WHAT NEEDS TO BE DONE:
Reproduce the entries below in full, word for word.
* begin *
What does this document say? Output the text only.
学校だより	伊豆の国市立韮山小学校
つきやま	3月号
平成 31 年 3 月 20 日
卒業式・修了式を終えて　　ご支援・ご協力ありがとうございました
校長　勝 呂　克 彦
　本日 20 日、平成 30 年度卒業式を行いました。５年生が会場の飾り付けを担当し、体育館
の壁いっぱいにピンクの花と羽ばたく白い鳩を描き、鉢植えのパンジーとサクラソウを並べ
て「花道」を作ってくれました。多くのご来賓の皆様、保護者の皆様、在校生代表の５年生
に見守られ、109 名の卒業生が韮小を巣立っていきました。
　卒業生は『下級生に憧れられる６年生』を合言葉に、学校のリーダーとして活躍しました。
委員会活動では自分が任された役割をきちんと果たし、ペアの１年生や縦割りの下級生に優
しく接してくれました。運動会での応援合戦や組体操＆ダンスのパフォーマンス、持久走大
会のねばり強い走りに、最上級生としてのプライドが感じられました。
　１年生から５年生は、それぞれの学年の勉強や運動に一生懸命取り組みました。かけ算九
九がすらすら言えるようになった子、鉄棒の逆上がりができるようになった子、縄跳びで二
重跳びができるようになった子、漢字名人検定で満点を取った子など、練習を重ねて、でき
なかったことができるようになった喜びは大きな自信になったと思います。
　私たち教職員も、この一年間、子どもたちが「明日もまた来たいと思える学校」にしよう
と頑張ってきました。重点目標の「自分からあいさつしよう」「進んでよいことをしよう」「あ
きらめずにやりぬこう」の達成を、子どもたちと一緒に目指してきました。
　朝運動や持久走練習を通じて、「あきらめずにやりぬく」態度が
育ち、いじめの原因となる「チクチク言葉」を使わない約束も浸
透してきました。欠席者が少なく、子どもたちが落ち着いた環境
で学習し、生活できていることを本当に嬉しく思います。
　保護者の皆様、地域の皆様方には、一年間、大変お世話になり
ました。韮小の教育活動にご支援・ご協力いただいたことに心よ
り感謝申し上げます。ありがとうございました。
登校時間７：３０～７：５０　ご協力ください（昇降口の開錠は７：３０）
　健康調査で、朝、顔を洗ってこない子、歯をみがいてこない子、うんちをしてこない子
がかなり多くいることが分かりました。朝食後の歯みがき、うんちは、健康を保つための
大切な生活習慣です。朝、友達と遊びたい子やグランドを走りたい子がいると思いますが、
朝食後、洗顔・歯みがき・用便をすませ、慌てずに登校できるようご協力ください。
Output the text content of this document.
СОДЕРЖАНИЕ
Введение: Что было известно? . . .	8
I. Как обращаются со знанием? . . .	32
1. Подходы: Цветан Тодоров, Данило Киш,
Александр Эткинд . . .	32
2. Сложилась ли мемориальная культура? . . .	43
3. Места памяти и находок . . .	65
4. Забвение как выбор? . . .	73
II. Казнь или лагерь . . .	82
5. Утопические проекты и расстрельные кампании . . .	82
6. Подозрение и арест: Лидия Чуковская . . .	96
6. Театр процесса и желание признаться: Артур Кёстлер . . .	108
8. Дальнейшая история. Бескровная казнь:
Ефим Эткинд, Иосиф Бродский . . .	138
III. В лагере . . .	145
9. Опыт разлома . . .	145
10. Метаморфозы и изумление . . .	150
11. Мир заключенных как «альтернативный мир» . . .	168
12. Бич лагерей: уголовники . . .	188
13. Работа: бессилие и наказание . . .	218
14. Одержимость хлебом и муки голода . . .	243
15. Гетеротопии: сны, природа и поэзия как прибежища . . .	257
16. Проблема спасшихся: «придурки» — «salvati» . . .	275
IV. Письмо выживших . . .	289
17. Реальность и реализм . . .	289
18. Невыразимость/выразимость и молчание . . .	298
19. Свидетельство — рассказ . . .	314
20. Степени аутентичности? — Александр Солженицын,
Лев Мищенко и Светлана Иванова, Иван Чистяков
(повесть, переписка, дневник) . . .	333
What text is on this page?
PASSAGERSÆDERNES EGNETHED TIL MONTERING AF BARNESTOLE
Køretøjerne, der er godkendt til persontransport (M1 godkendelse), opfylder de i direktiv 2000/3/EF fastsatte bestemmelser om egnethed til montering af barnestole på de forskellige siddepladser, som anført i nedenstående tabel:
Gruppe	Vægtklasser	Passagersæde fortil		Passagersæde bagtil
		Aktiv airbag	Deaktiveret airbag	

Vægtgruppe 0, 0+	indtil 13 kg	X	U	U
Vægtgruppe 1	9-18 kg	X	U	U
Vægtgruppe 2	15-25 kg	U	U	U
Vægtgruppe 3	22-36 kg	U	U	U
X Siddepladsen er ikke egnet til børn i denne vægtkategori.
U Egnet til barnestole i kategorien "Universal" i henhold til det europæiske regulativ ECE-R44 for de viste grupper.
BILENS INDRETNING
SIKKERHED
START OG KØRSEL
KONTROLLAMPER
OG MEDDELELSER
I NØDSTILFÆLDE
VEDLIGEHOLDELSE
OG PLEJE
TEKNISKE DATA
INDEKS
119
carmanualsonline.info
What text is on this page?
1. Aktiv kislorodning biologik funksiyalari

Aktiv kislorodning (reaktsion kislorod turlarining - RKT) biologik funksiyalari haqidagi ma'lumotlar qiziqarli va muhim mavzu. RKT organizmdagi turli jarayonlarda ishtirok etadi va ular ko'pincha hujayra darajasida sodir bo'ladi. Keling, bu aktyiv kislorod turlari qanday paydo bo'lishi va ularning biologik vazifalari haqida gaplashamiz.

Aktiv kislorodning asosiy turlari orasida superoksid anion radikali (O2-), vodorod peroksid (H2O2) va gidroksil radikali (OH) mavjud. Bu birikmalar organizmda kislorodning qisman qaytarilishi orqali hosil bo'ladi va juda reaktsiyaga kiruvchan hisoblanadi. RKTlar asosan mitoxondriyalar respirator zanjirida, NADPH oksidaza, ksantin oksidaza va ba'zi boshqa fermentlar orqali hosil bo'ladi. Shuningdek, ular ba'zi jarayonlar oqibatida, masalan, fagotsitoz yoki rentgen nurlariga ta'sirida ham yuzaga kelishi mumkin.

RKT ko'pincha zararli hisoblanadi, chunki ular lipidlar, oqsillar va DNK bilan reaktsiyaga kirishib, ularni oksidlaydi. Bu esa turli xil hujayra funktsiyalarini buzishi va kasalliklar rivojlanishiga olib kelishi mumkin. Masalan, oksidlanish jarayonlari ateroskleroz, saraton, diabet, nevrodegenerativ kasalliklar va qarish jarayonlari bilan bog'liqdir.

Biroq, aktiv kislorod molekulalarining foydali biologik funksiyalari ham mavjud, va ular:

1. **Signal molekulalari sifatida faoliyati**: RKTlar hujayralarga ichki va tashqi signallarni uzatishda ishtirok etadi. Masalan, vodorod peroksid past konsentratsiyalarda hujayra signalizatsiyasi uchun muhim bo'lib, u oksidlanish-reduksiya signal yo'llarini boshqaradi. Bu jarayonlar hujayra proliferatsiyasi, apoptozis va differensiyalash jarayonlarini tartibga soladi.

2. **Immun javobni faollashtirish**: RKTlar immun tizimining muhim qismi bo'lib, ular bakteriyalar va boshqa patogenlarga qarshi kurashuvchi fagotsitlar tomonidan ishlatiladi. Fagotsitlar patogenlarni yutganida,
* end *
THE COMPLETED TASK:
What does this document say? Output the text only.
学校だより	伊豆の国市立韮山小学校
つきやま	3月号
平成 31 年 3 月 20 日
卒業式・修了式を終えて　　ご支援・ご協力ありがとうございました
校長　勝 呂　克 彦
　本日 20 日、平成 30 年度卒業式を行いました。５年生が会場の飾り付けを担当し、体育館
の壁いっぱいにピンクの花と羽ばたく白い鳩を描き、鉢植えのパンジーとサクラソウを並べ
て「花道」を作ってくれました。多くのご来賓の皆様、保護者の皆様、在校生代表の５年生
に見守られ、109 名の卒業生が韮小を巣立っていきました。
　卒業生は『下級生に憧れられる６年生』を合言葉に、学校のリーダーとして活躍しました。
委員会活動では自分が任された役割をきちんと果たし、ペアの１年生や縦割りの下級生に優
しく接してくれました。運動会での応援合戦や組体操＆ダンスのパフォーマンス、持久走大
会のねばり強い走りに、最上級生としてのプライドが感じられました。
　１年生から５年生は、それぞれの学年の勉強や運動に一生懸命取り組みました。かけ算九
九がすらすら言えるようになった子、鉄棒の逆上がりができるようになった子、縄跳びで二
重跳びができるようになった子、漢字名人検定で満点を取った子など、練習を重ねて、でき
なかったことができるようになった喜びは大きな自信になったと思います。
　私たち教職員も、この一年間、子どもたちが「明日もまた来たいと思える学校」にしよう
と頑張ってきました。重点目標の「自分からあいさつしよう」「進んでよいことをしよう」「あ
きらめずにやりぬこう」の達成を、子どもたちと一緒に目指してきました。
　朝運動や持久走練習を通じて、「あきらめずにやりぬく」態度が
育ち、いじめの原因となる「チクチク言葉」を使わない約束も浸
透してきました。欠席者が少なく、子どもたちが落ち着いた環境
で学習し、生活できていることを本当に嬉しく思います。
　保護者の皆様、地域の皆様方には、一年間、大変お世話になり
ました。韮小の教育活動にご支援・ご協力いただいたことに心よ
り感謝申し上げます。ありがとうございました。
登校時間７：３０～７：５０　ご協力ください（昇降口の開錠は７：３０）
　健康調査で、朝、顔を洗ってこない子、歯をみがいてこない子、うんちをしてこない子
がかなり多くいることが分かりました。朝食後の歯みがき、うんちは、健康を保つための
大切な生活習慣です。朝、友達と遊びたい子やグランドを走りたい子がいると思いますが、
朝食後、洗顔・歯みがき・用便をすませ、慌てずに登校できるようご協力ください。
Output the text content of this document.
СОДЕРЖАНИЕ
Введение: Что было известно? . . .	8
I. Как обращаются со знанием? . . .	32
1. Подходы: Цветан Тодоров, Данило Киш,
Александр Эткинд . . .	32
2. Сложилась ли мемориальная культура? . . .	43
3. Места памяти и находок . . .	65
4. Забвение как выбор? . . .	73
II. Казнь или лагерь . . .	82
5. Утопические проекты и расстрельные кампании . . .	82
6. Подозрение и арест: Лидия Чуковская . . .	96
6. Театр процесса и желание признаться: Артур Кёстлер . . .	108
8. Дальнейшая история. Бескровная казнь:
Ефим Эткинд, Иосиф Бродский . . .	138
III. В лагере . . .	145
9. Опыт разлома . . .	145
10. Метаморфозы и изумление . . .	150
11. Мир заключенных как «альтернативный мир» . . .	168
12. Бич лагерей: уголовники . . .	188
13. Работа: бессилие и наказание . . .	218
14. Одержимость хлебом и муки голода . . .	243
15. Гетеротопии: сны, природа и поэзия как прибежища . . .	257
16. Проблема спасшихся: «придурки» — «salvati» . . .	275
IV. Письмо выживших . . .	289
17. Реальность и реализм . . .	289
18. Невыразимость/выразимость и молчание . . .	298
19. Свидетельство — рассказ . . .	314
20. Степени аутентичности? — Александр Солженицын,
Лев Мищенко и Светлана Иванова, Иван Чистяков
(повесть, переписка, дневник) . . .	333
What text is on this page?
PASSAGERSÆDERNES EGNETHED TIL MONTERING AF BARNESTOLE
Køretøjerne, der er godkendt til persontransport (M1 godkendelse), opfylder de i direktiv 2000/3/EF fastsatte bestemmelser om egnethed til montering af barnestole på de forskellige siddepladser, som anført i nedenstående tabel:
Gruppe	Vægtklasser	Passagersæde fortil		Passagersæde bagtil
		Aktiv airbag	Deaktiveret airbag	

Vægtgruppe 0, 0+	indtil 13 kg	X	U	U
Vægtgruppe 1	9-18 kg	X	U	U
Vægtgruppe 2	15-25 kg	U	U	U
Vægtgruppe 3	22-36 kg	U	U	U
X Siddepladsen er ikke egnet til børn i denne vægtkategori.
U Egnet til barnestole i kategorien "Universal" i henhold til det europæiske regulativ ECE-R44 for de viste grupper.
BILENS INDRETNING
SIKKERHED
START OG KØRSEL
KONTROLLAMPER
OG MEDDELELSER
I NØDSTILFÆLDE
VEDLIGEHOLDELSE
OG PLEJE
TEKNISKE DATA
INDEKS
119
carmanualsonline.info
What text is on this page?
1. Aktiv kislorodning biologik funksiyalari

Aktiv kislorodning (reaktsion kislorod turlarining - RKT) biologik funksiyalari haqidagi ma'lumotlar qiziqarli va muhim mavzu. RKT organizmdagi turli jarayonlarda ishtirok etadi va ular ko'pincha hujayra darajasida sodir bo'ladi. Keling, bu aktyiv kislorod turlari qanday paydo bo'lishi va ularning biologik vazifalari haqida gaplashamiz.

Aktiv kislorodning asosiy turlari orasida superoksid anion radikali (O2-), vodorod peroksid (H2O2) va gidroksil radikali (OH) mavjud. Bu birikmalar organizmda kislorodning qisman qaytarilishi orqali hosil bo'ladi va juda reaktsiyaga kiruvchan hisoblanadi. RKTlar asosan mitoxondriyalar respirator zanjirida, NADPH oksidaza, ksantin oksidaza va ba'zi boshqa fermentlar orqali hosil bo'ladi. Shuningdek, ular ba'zi jarayonlar oqibatida, masalan, fagotsitoz yoki rentgen nurlariga ta'sirida ham yuzaga kelishi mumkin.

RKT ko'pincha zararli hisoblanadi, chunki ular lipidlar, oqsillar va DNK bilan reaktsiyaga kirishib, ularni oksidlaydi. Bu esa turli xil hujayra funktsiyalarini buzishi va kasalliklar rivojlanishiga olib kelishi mumkin. Masalan, oksidlanish jarayonlari ateroskleroz, saraton, diabet, nevrodegenerativ kasalliklar va qarish jarayonlari bilan bog'liqdir.

Biroq, aktiv kislorod molekulalarining foydali biologik funksiyalari ham mavjud, va ular:

1. **Signal molekulalari sifatida faoliyati**: RKTlar hujayralarga ichki va tashqi signallarni uzatishda ishtirok etadi. Masalan, vodorod peroksid past konsentratsiyalarda hujayra signalizatsiyasi uchun muhim bo'lib, u oksidlanish-reduksiya signal yo'llarini boshqaradi. Bu jarayonlar hujayra proliferatsiyasi, apoptozis va differensiyalash jarayonlarini tartibga soladi.

2. **Immun javobni faollashtirish**: RKTlar immun tizimining muhim qismi bo'lib, ular bakteriyalar va boshqa patogenlarga qarshi kurashuvchi fagotsitlar tomonidan ishlatiladi. Fagotsitlar patogenlarni yutganida,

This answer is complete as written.